Task to complete:
Find each line below that contains the word "button", and copy those lines.

Dataset entries:
START

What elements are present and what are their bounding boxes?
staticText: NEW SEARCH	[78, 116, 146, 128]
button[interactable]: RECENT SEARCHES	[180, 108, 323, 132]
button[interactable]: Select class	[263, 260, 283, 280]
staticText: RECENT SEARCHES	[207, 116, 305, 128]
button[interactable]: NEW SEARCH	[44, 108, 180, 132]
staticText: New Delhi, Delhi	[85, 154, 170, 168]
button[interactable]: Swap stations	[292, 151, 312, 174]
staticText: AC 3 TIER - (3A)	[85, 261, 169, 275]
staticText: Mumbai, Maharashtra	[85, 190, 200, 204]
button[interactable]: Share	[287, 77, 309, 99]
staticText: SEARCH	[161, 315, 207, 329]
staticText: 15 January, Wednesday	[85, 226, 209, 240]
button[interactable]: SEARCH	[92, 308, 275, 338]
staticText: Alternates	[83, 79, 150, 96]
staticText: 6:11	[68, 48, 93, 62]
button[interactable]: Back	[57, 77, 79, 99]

END

Task output:
button[interactable]: RECENT SEARCHES	[180, 108, 323, 132]
button[interactable]: Select class	[263, 260, 283, 280]
button[interactable]: NEW SEARCH	[44, 108, 180, 132]
button[interactable]: Swap stations	[292, 151, 312, 174]
button[interactable]: Share	[287, 77, 309, 99]
button[interactable]: SEARCH	[92, 308, 275, 338]
button[interactable]: Back	[57, 77, 79, 99]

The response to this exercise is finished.